:: SUPPLIED DATA ::
--------------------------------------------------

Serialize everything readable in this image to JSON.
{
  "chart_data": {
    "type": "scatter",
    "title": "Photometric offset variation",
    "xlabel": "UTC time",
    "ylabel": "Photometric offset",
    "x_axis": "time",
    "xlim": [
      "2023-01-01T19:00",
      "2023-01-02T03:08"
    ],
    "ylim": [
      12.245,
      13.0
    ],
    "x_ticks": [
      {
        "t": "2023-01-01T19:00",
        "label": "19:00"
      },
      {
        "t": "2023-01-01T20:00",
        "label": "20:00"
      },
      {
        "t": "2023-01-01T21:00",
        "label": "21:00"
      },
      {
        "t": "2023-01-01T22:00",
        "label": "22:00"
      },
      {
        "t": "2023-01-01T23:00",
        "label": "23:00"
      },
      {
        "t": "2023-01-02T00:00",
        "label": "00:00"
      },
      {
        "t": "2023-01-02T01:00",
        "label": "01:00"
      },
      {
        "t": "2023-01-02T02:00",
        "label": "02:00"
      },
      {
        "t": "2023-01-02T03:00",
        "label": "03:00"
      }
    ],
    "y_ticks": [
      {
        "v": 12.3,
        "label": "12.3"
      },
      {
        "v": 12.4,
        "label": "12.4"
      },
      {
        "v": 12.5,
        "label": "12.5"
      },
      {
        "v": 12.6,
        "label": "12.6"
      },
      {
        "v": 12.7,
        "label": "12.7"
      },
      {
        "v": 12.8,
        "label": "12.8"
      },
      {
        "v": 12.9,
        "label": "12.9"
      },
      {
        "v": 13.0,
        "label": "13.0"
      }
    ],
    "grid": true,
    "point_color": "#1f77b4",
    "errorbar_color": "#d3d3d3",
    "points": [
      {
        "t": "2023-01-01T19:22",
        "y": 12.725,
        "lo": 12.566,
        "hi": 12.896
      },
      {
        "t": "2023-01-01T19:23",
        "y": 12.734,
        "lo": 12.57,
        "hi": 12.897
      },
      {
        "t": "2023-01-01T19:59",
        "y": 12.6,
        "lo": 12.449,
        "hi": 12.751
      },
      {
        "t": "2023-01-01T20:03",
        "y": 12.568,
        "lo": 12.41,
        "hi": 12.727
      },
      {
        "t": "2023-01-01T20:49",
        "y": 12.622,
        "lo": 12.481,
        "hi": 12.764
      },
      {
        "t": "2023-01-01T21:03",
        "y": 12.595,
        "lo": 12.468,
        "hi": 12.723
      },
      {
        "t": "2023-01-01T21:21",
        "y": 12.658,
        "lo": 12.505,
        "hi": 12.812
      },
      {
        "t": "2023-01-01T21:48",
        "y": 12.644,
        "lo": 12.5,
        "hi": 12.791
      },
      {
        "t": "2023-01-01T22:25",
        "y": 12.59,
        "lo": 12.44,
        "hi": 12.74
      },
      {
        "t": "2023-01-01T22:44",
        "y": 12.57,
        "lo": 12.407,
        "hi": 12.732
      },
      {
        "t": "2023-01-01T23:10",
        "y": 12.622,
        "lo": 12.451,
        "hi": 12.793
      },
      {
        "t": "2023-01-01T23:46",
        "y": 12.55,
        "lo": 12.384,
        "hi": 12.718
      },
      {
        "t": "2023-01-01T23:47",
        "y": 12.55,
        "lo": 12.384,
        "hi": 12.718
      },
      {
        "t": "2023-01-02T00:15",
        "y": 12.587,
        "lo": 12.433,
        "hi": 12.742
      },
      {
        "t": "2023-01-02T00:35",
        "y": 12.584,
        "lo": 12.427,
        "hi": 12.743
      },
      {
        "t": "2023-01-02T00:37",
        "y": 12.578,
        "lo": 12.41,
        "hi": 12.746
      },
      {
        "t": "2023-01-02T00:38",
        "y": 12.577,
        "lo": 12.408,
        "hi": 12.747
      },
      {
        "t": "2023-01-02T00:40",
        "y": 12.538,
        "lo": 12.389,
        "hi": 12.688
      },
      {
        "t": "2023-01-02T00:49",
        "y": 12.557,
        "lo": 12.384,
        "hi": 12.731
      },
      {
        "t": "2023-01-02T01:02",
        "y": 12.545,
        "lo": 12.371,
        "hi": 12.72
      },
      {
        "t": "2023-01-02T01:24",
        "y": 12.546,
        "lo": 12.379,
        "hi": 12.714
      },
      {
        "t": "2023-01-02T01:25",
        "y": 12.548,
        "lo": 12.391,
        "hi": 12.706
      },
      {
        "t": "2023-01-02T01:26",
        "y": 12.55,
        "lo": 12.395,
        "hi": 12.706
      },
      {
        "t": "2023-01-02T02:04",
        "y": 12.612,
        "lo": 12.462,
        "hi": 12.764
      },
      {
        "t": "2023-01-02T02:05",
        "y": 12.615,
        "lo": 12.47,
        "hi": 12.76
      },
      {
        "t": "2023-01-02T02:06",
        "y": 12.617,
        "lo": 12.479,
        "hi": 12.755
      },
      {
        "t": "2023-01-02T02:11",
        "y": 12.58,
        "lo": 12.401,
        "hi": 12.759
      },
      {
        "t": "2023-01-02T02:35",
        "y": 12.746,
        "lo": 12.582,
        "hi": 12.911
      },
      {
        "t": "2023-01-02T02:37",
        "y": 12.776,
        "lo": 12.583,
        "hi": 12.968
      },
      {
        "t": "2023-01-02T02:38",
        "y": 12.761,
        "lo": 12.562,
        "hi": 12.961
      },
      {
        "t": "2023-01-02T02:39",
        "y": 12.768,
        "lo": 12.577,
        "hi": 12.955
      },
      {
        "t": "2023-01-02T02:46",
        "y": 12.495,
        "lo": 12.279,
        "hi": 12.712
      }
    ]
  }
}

--------------------------------------------------

:: TASK STATEMENT ::
List the lines of the records where "offset" occurs.

:: FINAL RESULT ::
    "title": "Photometric offset variation",
    "ylabel": "Photometric offset",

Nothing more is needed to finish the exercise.